• [DIRECTIVE] Write out each line of the listing as it stands, without the images.

[Stored entries]

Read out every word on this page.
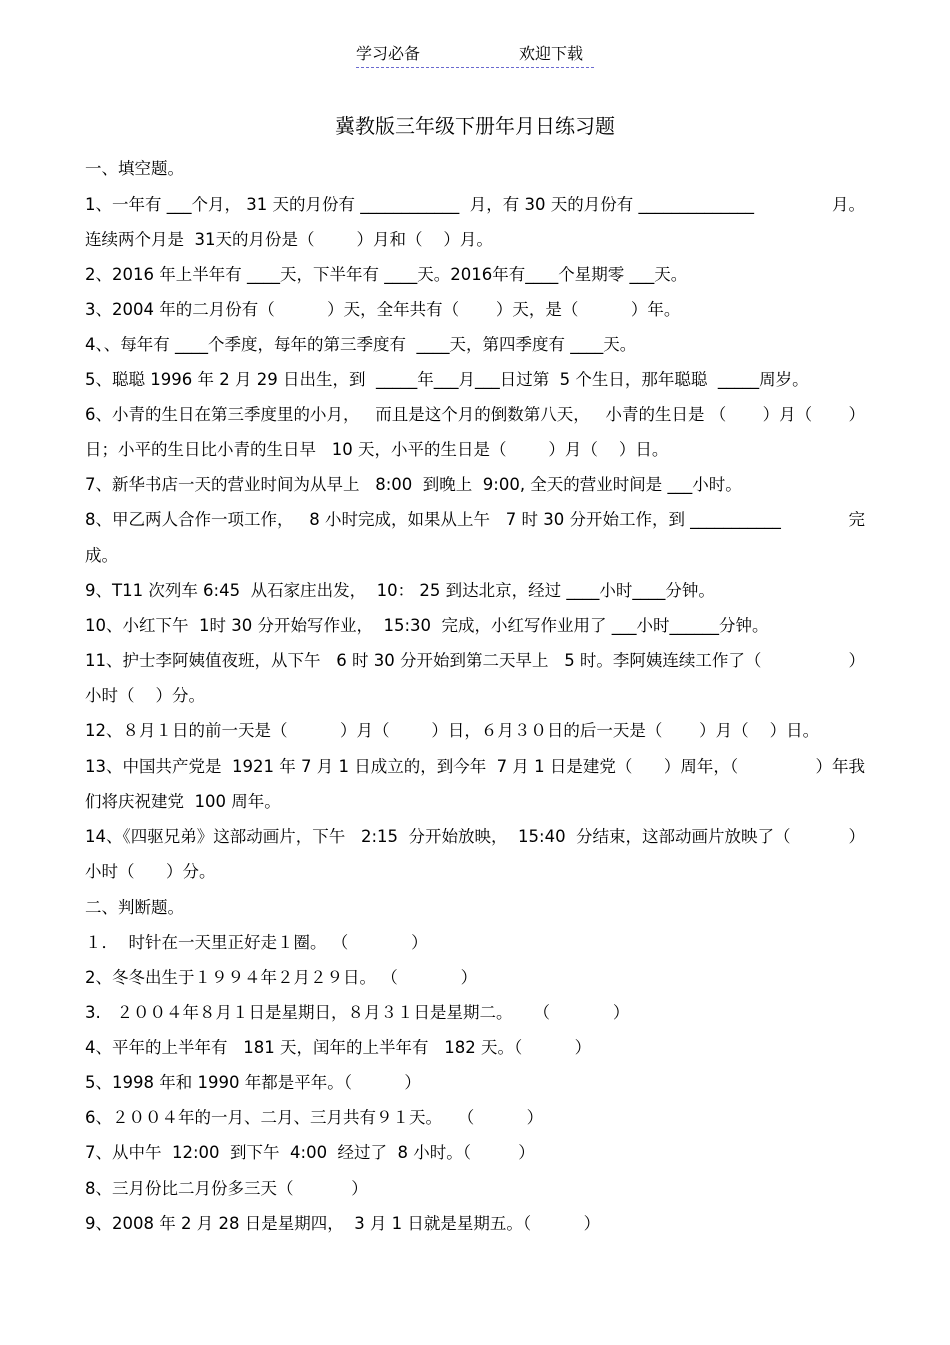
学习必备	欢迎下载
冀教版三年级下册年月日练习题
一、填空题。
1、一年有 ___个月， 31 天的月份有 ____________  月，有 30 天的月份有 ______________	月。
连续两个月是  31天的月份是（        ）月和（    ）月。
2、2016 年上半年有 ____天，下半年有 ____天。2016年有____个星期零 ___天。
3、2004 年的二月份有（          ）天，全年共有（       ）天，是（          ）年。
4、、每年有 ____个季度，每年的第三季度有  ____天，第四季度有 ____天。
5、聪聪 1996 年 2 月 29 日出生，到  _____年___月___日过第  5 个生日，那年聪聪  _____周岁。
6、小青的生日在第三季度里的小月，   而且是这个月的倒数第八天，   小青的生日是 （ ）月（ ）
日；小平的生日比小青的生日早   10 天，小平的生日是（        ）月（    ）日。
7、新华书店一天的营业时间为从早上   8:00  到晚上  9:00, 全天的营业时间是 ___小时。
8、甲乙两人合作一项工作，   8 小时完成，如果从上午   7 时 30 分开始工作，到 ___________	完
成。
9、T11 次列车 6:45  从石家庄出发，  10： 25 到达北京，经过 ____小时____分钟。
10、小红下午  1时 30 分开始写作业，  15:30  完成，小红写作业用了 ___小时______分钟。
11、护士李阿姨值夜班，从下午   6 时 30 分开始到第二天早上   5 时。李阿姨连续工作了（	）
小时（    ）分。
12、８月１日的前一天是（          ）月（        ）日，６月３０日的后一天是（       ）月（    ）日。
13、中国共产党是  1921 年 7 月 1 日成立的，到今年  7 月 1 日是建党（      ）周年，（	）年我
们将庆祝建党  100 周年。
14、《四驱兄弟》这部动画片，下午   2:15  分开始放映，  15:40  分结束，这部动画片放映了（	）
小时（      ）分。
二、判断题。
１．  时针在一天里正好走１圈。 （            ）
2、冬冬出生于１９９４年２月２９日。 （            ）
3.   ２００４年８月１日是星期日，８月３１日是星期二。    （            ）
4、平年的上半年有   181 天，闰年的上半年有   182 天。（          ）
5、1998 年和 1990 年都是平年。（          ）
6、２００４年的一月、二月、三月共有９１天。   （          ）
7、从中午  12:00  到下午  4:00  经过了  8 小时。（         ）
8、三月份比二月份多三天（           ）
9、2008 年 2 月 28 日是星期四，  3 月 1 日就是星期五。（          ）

• [CORRECT RESPONSE]
Read out every word on this page.
学习必备	欢迎下载
冀教版三年级下册年月日练习题
一、填空题。
1、一年有 ___个月， 31 天的月份有 ____________  月，有 30 天的月份有 ______________	月。
连续两个月是  31天的月份是（        ）月和（    ）月。
2、2016 年上半年有 ____天，下半年有 ____天。2016年有____个星期零 ___天。
3、2004 年的二月份有（          ）天，全年共有（       ）天，是（          ）年。
4、、每年有 ____个季度，每年的第三季度有  ____天，第四季度有 ____天。
5、聪聪 1996 年 2 月 29 日出生，到  _____年___月___日过第  5 个生日，那年聪聪  _____周岁。
6、小青的生日在第三季度里的小月，   而且是这个月的倒数第八天，   小青的生日是 （ ）月（ ）
日；小平的生日比小青的生日早   10 天，小平的生日是（        ）月（    ）日。
7、新华书店一天的营业时间为从早上   8:00  到晚上  9:00, 全天的营业时间是 ___小时。
8、甲乙两人合作一项工作，   8 小时完成，如果从上午   7 时 30 分开始工作，到 ___________	完
成。
9、T11 次列车 6:45  从石家庄出发，  10： 25 到达北京，经过 ____小时____分钟。
10、小红下午  1时 30 分开始写作业，  15:30  完成，小红写作业用了 ___小时______分钟。
11、护士李阿姨值夜班，从下午   6 时 30 分开始到第二天早上   5 时。李阿姨连续工作了（	）
小时（    ）分。
12、８月１日的前一天是（          ）月（        ）日，６月３０日的后一天是（       ）月（    ）日。
13、中国共产党是  1921 年 7 月 1 日成立的，到今年  7 月 1 日是建党（      ）周年，（	）年我
们将庆祝建党  100 周年。
14、《四驱兄弟》这部动画片，下午   2:15  分开始放映，  15:40  分结束，这部动画片放映了（	）
小时（      ）分。
二、判断题。
１．  时针在一天里正好走１圈。 （            ）
2、冬冬出生于１９９４年２月２９日。 （            ）
3.   ２００４年８月１日是星期日，８月３１日是星期二。    （            ）
4、平年的上半年有   181 天，闰年的上半年有   182 天。（          ）
5、1998 年和 1990 年都是平年。（          ）
6、２００４年的一月、二月、三月共有９１天。   （          ）
7、从中午  12:00  到下午  4:00  经过了  8 小时。（         ）
8、三月份比二月份多三天（           ）
9、2008 年 2 月 28 日是星期四，  3 月 1 日就是星期五。（          ）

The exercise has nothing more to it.